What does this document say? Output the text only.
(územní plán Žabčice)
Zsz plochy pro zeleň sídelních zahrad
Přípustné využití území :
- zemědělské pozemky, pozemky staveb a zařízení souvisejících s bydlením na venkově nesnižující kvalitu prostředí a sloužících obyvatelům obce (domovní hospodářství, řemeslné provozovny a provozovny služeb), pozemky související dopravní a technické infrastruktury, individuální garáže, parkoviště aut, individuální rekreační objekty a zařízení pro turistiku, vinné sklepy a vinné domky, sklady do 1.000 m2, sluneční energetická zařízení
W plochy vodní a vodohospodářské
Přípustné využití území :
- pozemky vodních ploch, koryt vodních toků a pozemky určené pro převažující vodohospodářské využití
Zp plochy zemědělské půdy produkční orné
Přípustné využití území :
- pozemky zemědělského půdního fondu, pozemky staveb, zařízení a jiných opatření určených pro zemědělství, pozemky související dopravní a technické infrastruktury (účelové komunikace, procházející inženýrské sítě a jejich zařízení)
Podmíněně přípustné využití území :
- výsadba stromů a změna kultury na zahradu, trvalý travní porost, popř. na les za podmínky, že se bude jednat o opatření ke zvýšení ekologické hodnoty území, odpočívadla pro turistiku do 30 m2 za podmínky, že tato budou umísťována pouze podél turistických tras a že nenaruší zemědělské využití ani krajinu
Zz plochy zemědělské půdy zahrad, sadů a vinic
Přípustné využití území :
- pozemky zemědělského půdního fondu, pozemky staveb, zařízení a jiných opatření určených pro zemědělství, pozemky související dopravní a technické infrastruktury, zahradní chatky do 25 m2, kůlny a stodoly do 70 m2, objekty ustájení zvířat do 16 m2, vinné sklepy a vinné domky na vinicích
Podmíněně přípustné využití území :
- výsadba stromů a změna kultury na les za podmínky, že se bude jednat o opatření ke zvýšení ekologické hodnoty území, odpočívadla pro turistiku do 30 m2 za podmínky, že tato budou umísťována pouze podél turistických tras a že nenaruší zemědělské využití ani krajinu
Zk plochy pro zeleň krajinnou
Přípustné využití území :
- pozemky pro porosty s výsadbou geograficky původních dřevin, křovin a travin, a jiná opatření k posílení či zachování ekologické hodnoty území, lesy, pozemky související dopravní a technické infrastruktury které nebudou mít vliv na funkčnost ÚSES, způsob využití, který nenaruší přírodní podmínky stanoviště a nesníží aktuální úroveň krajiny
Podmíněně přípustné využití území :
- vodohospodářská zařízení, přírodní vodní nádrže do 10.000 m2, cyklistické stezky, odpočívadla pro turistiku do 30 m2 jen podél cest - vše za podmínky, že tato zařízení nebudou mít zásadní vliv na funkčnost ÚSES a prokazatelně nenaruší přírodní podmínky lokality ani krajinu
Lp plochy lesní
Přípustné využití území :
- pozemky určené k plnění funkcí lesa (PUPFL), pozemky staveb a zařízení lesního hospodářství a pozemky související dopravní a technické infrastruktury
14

__STATED PROBLEM__: Take the entries and copy them out exactly.

__ANSWER TO THE EXERCISE__:
What does this document say? Output the text only.
(územní plán Žabčice)
Zsz plochy pro zeleň sídelních zahrad
Přípustné využití území :
- zemědělské pozemky, pozemky staveb a zařízení souvisejících s bydlením na venkově nesnižující kvalitu prostředí a sloužících obyvatelům obce (domovní hospodářství, řemeslné provozovny a provozovny služeb), pozemky související dopravní a technické infrastruktury, individuální garáže, parkoviště aut, individuální rekreační objekty a zařízení pro turistiku, vinné sklepy a vinné domky, sklady do 1.000 m2, sluneční energetická zařízení
W plochy vodní a vodohospodářské
Přípustné využití území :
- pozemky vodních ploch, koryt vodních toků a pozemky určené pro převažující vodohospodářské využití
Zp plochy zemědělské půdy produkční orné
Přípustné využití území :
- pozemky zemědělského půdního fondu, pozemky staveb, zařízení a jiných opatření určených pro zemědělství, pozemky související dopravní a technické infrastruktury (účelové komunikace, procházející inženýrské sítě a jejich zařízení)
Podmíněně přípustné využití území :
- výsadba stromů a změna kultury na zahradu, trvalý travní porost, popř. na les za podmínky, že se bude jednat o opatření ke zvýšení ekologické hodnoty území, odpočívadla pro turistiku do 30 m2 za podmínky, že tato budou umísťována pouze podél turistických tras a že nenaruší zemědělské využití ani krajinu
Zz plochy zemědělské půdy zahrad, sadů a vinic
Přípustné využití území :
- pozemky zemědělského půdního fondu, pozemky staveb, zařízení a jiných opatření určených pro zemědělství, pozemky související dopravní a technické infrastruktury, zahradní chatky do 25 m2, kůlny a stodoly do 70 m2, objekty ustájení zvířat do 16 m2, vinné sklepy a vinné domky na vinicích
Podmíněně přípustné využití území :
- výsadba stromů a změna kultury na les za podmínky, že se bude jednat o opatření ke zvýšení ekologické hodnoty území, odpočívadla pro turistiku do 30 m2 za podmínky, že tato budou umísťována pouze podél turistických tras a že nenaruší zemědělské využití ani krajinu
Zk plochy pro zeleň krajinnou
Přípustné využití území :
- pozemky pro porosty s výsadbou geograficky původních dřevin, křovin a travin, a jiná opatření k posílení či zachování ekologické hodnoty území, lesy, pozemky související dopravní a technické infrastruktury které nebudou mít vliv na funkčnost ÚSES, způsob využití, který nenaruší přírodní podmínky stanoviště a nesníží aktuální úroveň krajiny
Podmíněně přípustné využití území :
- vodohospodářská zařízení, přírodní vodní nádrže do 10.000 m2, cyklistické stezky, odpočívadla pro turistiku do 30 m2 jen podél cest - vše za podmínky, že tato zařízení nebudou mít zásadní vliv na funkčnost ÚSES a prokazatelně nenaruší přírodní podmínky lokality ani krajinu
Lp plochy lesní
Přípustné využití území :
- pozemky určené k plnění funkcí lesa (PUPFL), pozemky staveb a zařízení lesního hospodářství a pozemky související dopravní a technické infrastruktury
14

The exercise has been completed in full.